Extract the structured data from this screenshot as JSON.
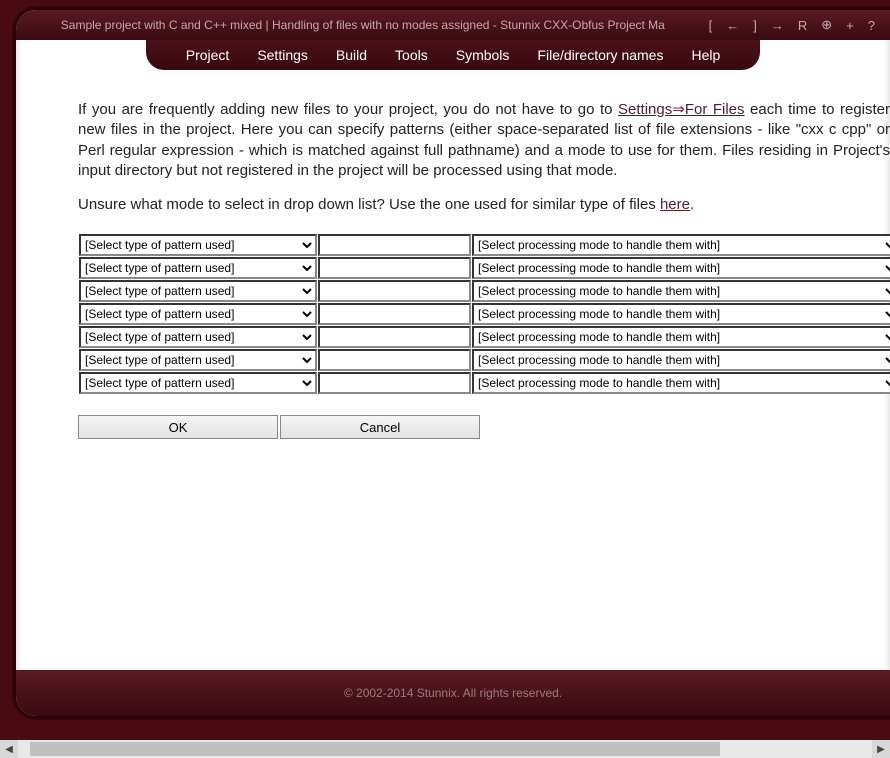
{
  "title": "Sample project with C and C++ mixed | Handling of files with no modes assigned - Stunnix CXX-Obfus Project Ma",
  "title_icons": [
    "[",
    "←",
    "]",
    "→",
    "R",
    "⊕",
    "+",
    "?"
  ],
  "menu": [
    "Project",
    "Settings",
    "Build",
    "Tools",
    "Symbols",
    "File/directory names",
    "Help"
  ],
  "para1_a": "If you are frequently adding new files to your project, you do not have to go to ",
  "para1_link": "Settings⇒For Files",
  "para1_b": " each time to register new files in the project. Here you can specify patterns (either space-separated list of file extensions - like \"cxx c cpp\" or Perl regular expression - which is matched against full pathname) and a mode to use for them. Files residing in Project's input directory but not registered in the project will be processed using that mode.",
  "para2_a": "Unsure what mode to select in drop down list? Use the one used for similar type of files ",
  "para2_link": "here",
  "para2_b": ".",
  "pattern_type_label": "[Select type of pattern used]",
  "mode_label": "[Select processing mode to handle them with]",
  "row_count": 7,
  "ok": "OK",
  "cancel": "Cancel",
  "footer": "© 2002-2014 Stunnix. All rights reserved."
}
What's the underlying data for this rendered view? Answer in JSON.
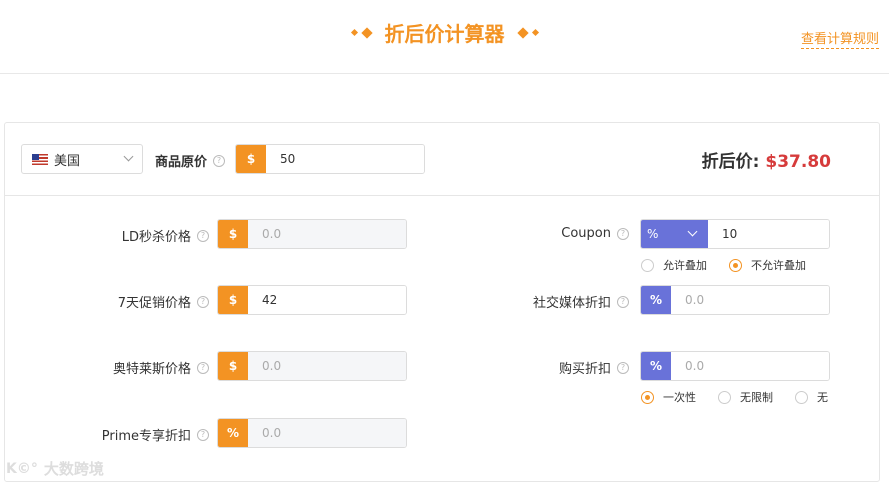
{
  "header": {
    "title": "折后价计算器",
    "rule_link": "查看计算规则"
  },
  "top": {
    "country": "美国",
    "original_price_label": "商品原价",
    "original_price_prefix": "$",
    "original_price_value": "50",
    "result_label": "折后价:",
    "result_value": "$37.80"
  },
  "left_fields": [
    {
      "label": "LD秒杀价格",
      "prefix": "$",
      "value": "",
      "placeholder": "0.0"
    },
    {
      "label": "7天促销价格",
      "prefix": "$",
      "value": "42",
      "placeholder": "0.0"
    },
    {
      "label": "奥特莱斯价格",
      "prefix": "$",
      "value": "",
      "placeholder": "0.0"
    },
    {
      "label": "Prime专享折扣",
      "prefix": "%",
      "value": "",
      "placeholder": "0.0"
    }
  ],
  "coupon": {
    "label": "Coupon",
    "type_selected": "%",
    "value": "10",
    "stack_options": [
      "允许叠加",
      "不允许叠加"
    ],
    "stack_selected": "不允许叠加"
  },
  "social": {
    "label": "社交媒体折扣",
    "prefix": "%",
    "placeholder": "0.0"
  },
  "purchase": {
    "label": "购买折扣",
    "prefix": "%",
    "placeholder": "0.0",
    "options": [
      "一次性",
      "无限制",
      "无"
    ],
    "selected": "一次性"
  },
  "watermark": {
    "logo": "K©°",
    "text": "大数跨境"
  },
  "colors": {
    "accent": "#f39323",
    "secondary": "#6972d9",
    "price": "#d63b3b"
  }
}
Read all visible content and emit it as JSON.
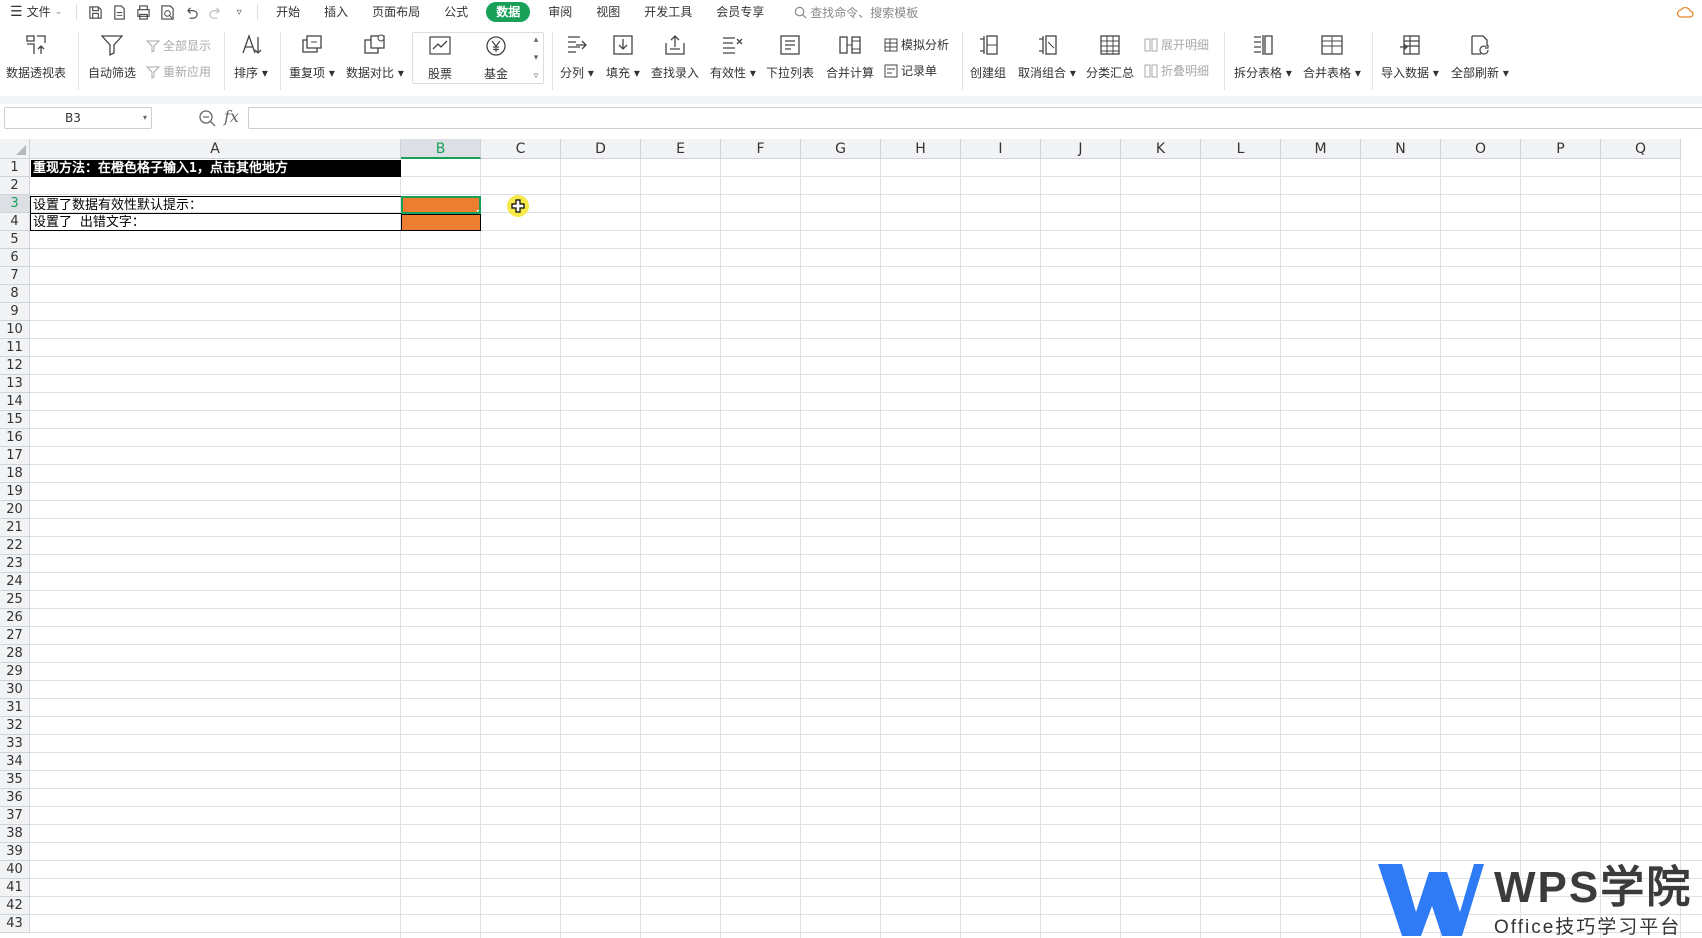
{
  "menubar": {
    "file": "文件",
    "tabs": [
      "开始",
      "插入",
      "页面布局",
      "公式",
      "数据",
      "审阅",
      "视图",
      "开发工具",
      "会员专享"
    ],
    "active_tab": "数据",
    "search_placeholder": "查找命令、搜索模板"
  },
  "ribbon": {
    "pivot": "数据透视表",
    "autofilter": "自动筛选",
    "show_all": "全部显示",
    "reapply": "重新应用",
    "sort": "排序",
    "duplicates": "重复项",
    "compare": "数据对比",
    "stock": "股票",
    "fund": "基金",
    "split_col": "分列",
    "fill": "填充",
    "lookup_entry": "查找录入",
    "validity": "有效性",
    "dropdown_list": "下拉列表",
    "consolidate": "合并计算",
    "simulation": "模拟分析",
    "record_form": "记录单",
    "create_group": "创建组",
    "ungroup": "取消组合",
    "subtotal": "分类汇总",
    "expand_detail": "展开明细",
    "collapse_detail": "折叠明细",
    "split_table": "拆分表格",
    "merge_table": "合并表格",
    "import_data": "导入数据",
    "refresh_all": "全部刷新"
  },
  "formula_bar": {
    "name_box": "B3",
    "fx": "fx",
    "formula": ""
  },
  "sheet": {
    "columns": [
      "A",
      "B",
      "C",
      "D",
      "E",
      "F",
      "G",
      "H",
      "I",
      "J",
      "K",
      "L",
      "M",
      "N",
      "O",
      "P",
      "Q"
    ],
    "selected_column": "B",
    "selected_row": "3",
    "row_count": 43,
    "cells": {
      "A1": "重现方法：在橙色格子输入1，点击其他地方",
      "A3": "设置了数据有效性默认提示：",
      "A4": "设置了 出错文字："
    }
  },
  "watermark": {
    "brand": "WPS学院",
    "subtitle": "Office技巧学习平台"
  },
  "colors": {
    "accent": "#18a058",
    "orange_cell": "#ed7d31"
  }
}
★ ★ ★ ★ ★
■ REQUEST
Without the pictures, write out every entry precisely as it appears.

■ REPLY
Extract the structured data from this screenshot as JSON.
{
  "title": "Sample project with C and C++ mixed | Handling of files with no modes assigned - Stunnix CXX-Obfus Project Ma",
  "title_icons": [
    "[",
    "←",
    "]",
    "→",
    "R",
    "⊕",
    "+",
    "?"
  ],
  "menu": [
    "Project",
    "Settings",
    "Build",
    "Tools",
    "Symbols",
    "File/directory names",
    "Help"
  ],
  "para1_a": "If you are frequently adding new files to your project, you do not have to go to ",
  "para1_link": "Settings⇒For Files",
  "para1_b": " each time to register new files in the project. Here you can specify patterns (either space-separated list of file extensions - like \"cxx c cpp\" or Perl regular expression - which is matched against full pathname) and a mode to use for them. Files residing in Project's input directory but not registered in the project will be processed using that mode.",
  "para2_a": "Unsure what mode to select in drop down list? Use the one used for similar type of files ",
  "para2_link": "here",
  "para2_b": ".",
  "pattern_type_label": "[Select type of pattern used]",
  "mode_label": "[Select processing mode to handle them with]",
  "row_count": 7,
  "ok": "OK",
  "cancel": "Cancel",
  "footer": "© 2002-2014 Stunnix. All rights reserved."
}
What's the underlying data for this rendered view? Answer in JSON.
{
  "header": {
    "title": "折后价计算器",
    "rule_link": "查看计算规则"
  },
  "top": {
    "country": "美国",
    "original_price_label": "商品原价",
    "original_price_prefix": "$",
    "original_price_value": "50",
    "result_label": "折后价:",
    "result_value": "$37.80"
  },
  "left_fields": [
    {
      "label": "LD秒杀价格",
      "prefix": "$",
      "value": "",
      "placeholder": "0.0"
    },
    {
      "label": "7天促销价格",
      "prefix": "$",
      "value": "42",
      "placeholder": "0.0"
    },
    {
      "label": "奥特莱斯价格",
      "prefix": "$",
      "value": "",
      "placeholder": "0.0"
    },
    {
      "label": "Prime专享折扣",
      "prefix": "%",
      "value": "",
      "placeholder": "0.0"
    }
  ],
  "coupon": {
    "label": "Coupon",
    "type_selected": "%",
    "value": "10",
    "stack_options": [
      "允许叠加",
      "不允许叠加"
    ],
    "stack_selected": "不允许叠加"
  },
  "social": {
    "label": "社交媒体折扣",
    "prefix": "%",
    "placeholder": "0.0"
  },
  "purchase": {
    "label": "购买折扣",
    "prefix": "%",
    "placeholder": "0.0",
    "options": [
      "一次性",
      "无限制",
      "无"
    ],
    "selected": "一次性"
  },
  "watermark": {
    "logo": "K©°",
    "text": "大数跨境"
  },
  "colors": {
    "accent": "#f39323",
    "secondary": "#6972d9",
    "price": "#d63b3b"
  }
}
Read all visible content and emit it as JSON.
{
  "menubar": {
    "file": "文件",
    "tabs": [
      "开始",
      "插入",
      "页面布局",
      "公式",
      "数据",
      "审阅",
      "视图",
      "开发工具",
      "会员专享"
    ],
    "active_tab": "数据",
    "search_placeholder": "查找命令、搜索模板"
  },
  "ribbon": {
    "pivot": "数据透视表",
    "autofilter": "自动筛选",
    "show_all": "全部显示",
    "reapply": "重新应用",
    "sort": "排序",
    "duplicates": "重复项",
    "compare": "数据对比",
    "stock": "股票",
    "fund": "基金",
    "split_col": "分列",
    "fill": "填充",
    "lookup_entry": "查找录入",
    "validity": "有效性",
    "dropdown_list": "下拉列表",
    "consolidate": "合并计算",
    "simulation": "模拟分析",
    "record_form": "记录单",
    "create_group": "创建组",
    "ungroup": "取消组合",
    "subtotal": "分类汇总",
    "expand_detail": "展开明细",
    "collapse_detail": "折叠明细",
    "split_table": "拆分表格",
    "merge_table": "合并表格",
    "import_data": "导入数据",
    "refresh_all": "全部刷新"
  },
  "formula_bar": {
    "name_box": "B3",
    "fx": "fx",
    "formula": ""
  },
  "sheet": {
    "columns": [
      "A",
      "B",
      "C",
      "D",
      "E",
      "F",
      "G",
      "H",
      "I",
      "J",
      "K",
      "L",
      "M",
      "N",
      "O",
      "P",
      "Q"
    ],
    "selected_column": "B",
    "selected_row": "3",
    "row_count": 43,
    "cells": {
      "A1": "重现方法：在橙色格子输入1，点击其他地方",
      "A3": "设置了数据有效性默认提示：",
      "A4": "设置了 出错文字："
    }
  },
  "watermark": {
    "brand": "WPS学院",
    "subtitle": "Office技巧学习平台"
  },
  "colors": {
    "accent": "#18a058",
    "orange_cell": "#ed7d31"
  }
}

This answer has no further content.